> _Selected text_
-- START --

MySQL thread deadlock, even after r195403 libthr fix

From: Nick Esborn <nick_at_desert.net> Date: Mon, 13 Jul 2009 13:03:20 -0700 · This archive was generated by hypermail 2.4.0 : Wed May 19 2021 - 11:39:51 UTC

Hello,

I am working with a 16-core Opteron server which runs five different  
MySQL 5.0 processes, each with different data sets on MyISAM tables,  
in jails.  It ran flawlessly for about six months under 7.0.

After upgrading from 7.0 to 7.2, one of the MySQL processes has begun  
exhibiting a serious problem.  Within anywhere from several hours to a  
day or two after starting the process, a query thread will lock up.   
Output from procstat -k for such a thread:

3896 100795 mysqld           -                mi_switch  
sleepq_catch_signals sleepq_wait_sig _sleep do_rw_rdlock  
__umtx_op_rw_rdlock syscall Xfast_syscall

Once this thread locks up, replication grinds to a halt, as the thread  
holds read locks.  To unwedge the situation, I have to kill -9 the  
mysqld process, myisamchk the tables, and start the process back up  
again.

-- END --

Annotations of image layouts
-- START --

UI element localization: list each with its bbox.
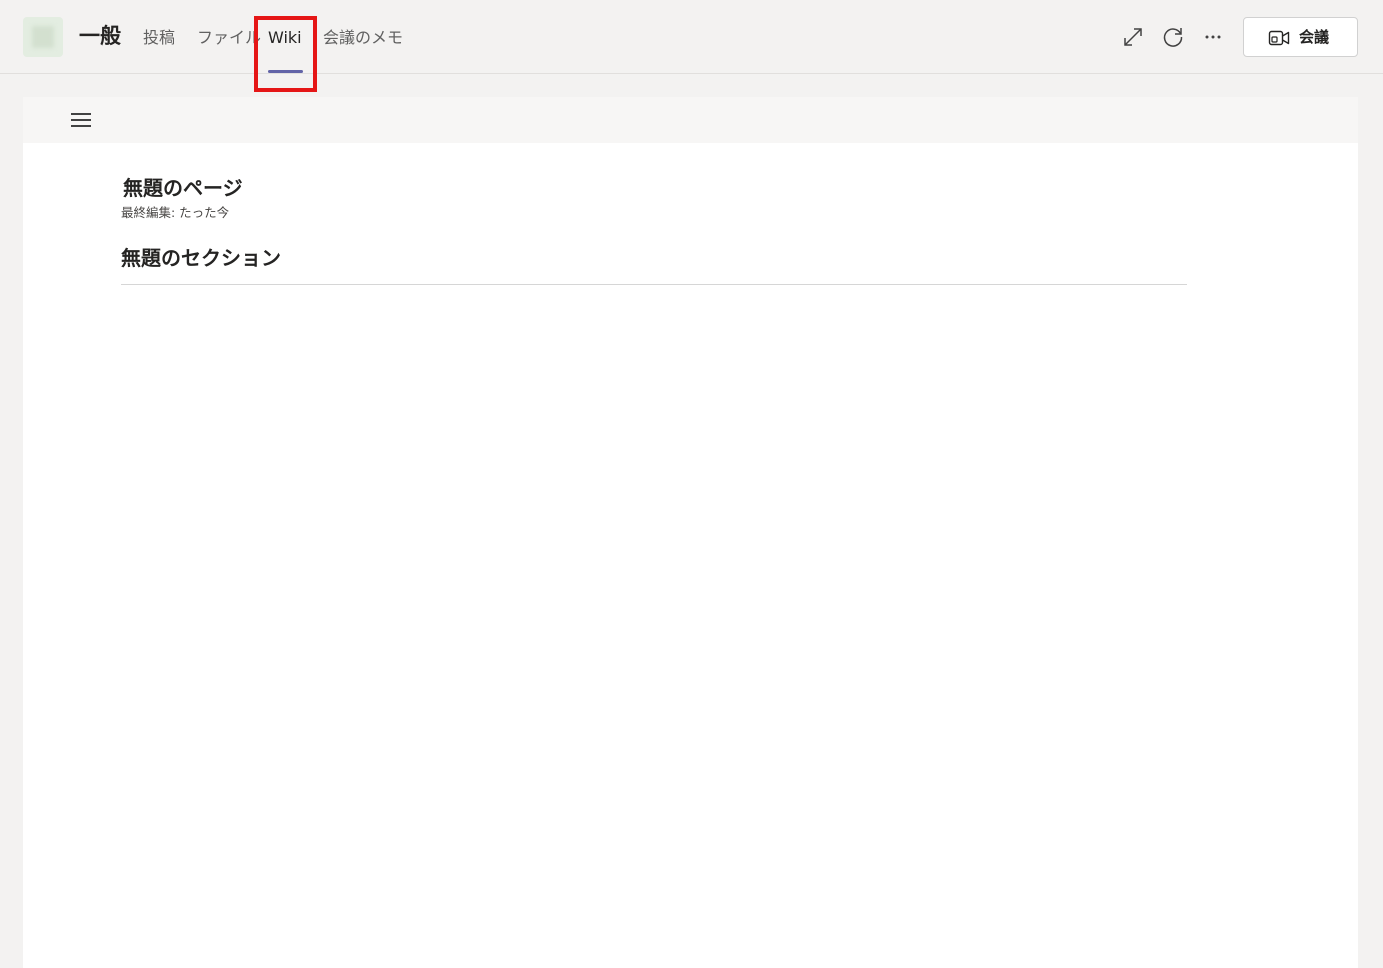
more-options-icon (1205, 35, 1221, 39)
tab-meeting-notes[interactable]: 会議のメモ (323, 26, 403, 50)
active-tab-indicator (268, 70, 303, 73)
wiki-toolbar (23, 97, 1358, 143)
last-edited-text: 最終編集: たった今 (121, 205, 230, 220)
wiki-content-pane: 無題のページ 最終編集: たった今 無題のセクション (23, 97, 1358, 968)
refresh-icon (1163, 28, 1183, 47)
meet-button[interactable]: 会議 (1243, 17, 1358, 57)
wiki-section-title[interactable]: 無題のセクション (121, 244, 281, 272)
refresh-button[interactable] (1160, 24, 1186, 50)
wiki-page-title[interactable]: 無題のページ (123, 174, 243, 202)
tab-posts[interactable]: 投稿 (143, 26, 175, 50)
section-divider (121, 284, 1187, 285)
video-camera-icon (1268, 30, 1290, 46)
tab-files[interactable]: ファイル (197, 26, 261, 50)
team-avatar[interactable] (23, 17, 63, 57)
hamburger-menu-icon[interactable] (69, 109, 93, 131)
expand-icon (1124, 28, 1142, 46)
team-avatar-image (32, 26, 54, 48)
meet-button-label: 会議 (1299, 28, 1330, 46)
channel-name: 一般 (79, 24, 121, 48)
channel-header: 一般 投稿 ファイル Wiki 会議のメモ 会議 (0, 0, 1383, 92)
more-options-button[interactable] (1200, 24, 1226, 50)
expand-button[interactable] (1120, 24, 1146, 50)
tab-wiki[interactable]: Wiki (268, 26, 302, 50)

-- END --

> _Tasks and exercises_
- A) Set down the entire MySQL deadlock post word for word.
- B) From the rows, extract the part that opens with the line containing "more-options-icon (1205, 35, 1221, 39)" and closes with the line containing "refresh-icon (1163, 28, 1183, 47)", copying those lines verbatim.
The post and the rows were taken from unrelated sources.

> _Results_
- A)
MySQL thread deadlock, even after r195403 libthr fix

From: Nick Esborn <nick_at_desert.net> Date: Mon, 13 Jul 2009 13:03:20 -0700 · This archive was generated by hypermail 2.4.0 : Wed May 19 2021 - 11:39:51 UTC

Hello,

I am working with a 16-core Opteron server which runs five different  
MySQL 5.0 processes, each with different data sets on MyISAM tables,  
in jails.  It ran flawlessly for about six months under 7.0.

After upgrading from 7.0 to 7.2, one of the MySQL processes has begun  
exhibiting a serious problem.  Within anywhere from several hours to a  
day or two after starting the process, a query thread will lock up.   
Output from procstat -k for such a thread:

3896 100795 mysqld           -                mi_switch  
sleepq_catch_signals sleepq_wait_sig _sleep do_rw_rdlock  
__umtx_op_rw_rdlock syscall Xfast_syscall

Once this thread locks up, replication grinds to a halt, as the thread  
holds read locks.  To unwedge the situation, I have to kill -9 the  
mysqld process, myisamchk the tables, and start the process back up  
again.

- B)
more-options-icon (1205, 35, 1221, 39)
tab-meeting-notes[interactable]: 会議のメモ (323, 26, 403, 50)
active-tab-indicator (268, 70, 303, 73)
wiki-toolbar (23, 97, 1358, 143)
last-edited-text: 最終編集: たった今 (121, 205, 230, 220)
wiki-content-pane: 無題のページ 最終編集: たった今 無題のセクション (23, 97, 1358, 968)
refresh-icon (1163, 28, 1183, 47)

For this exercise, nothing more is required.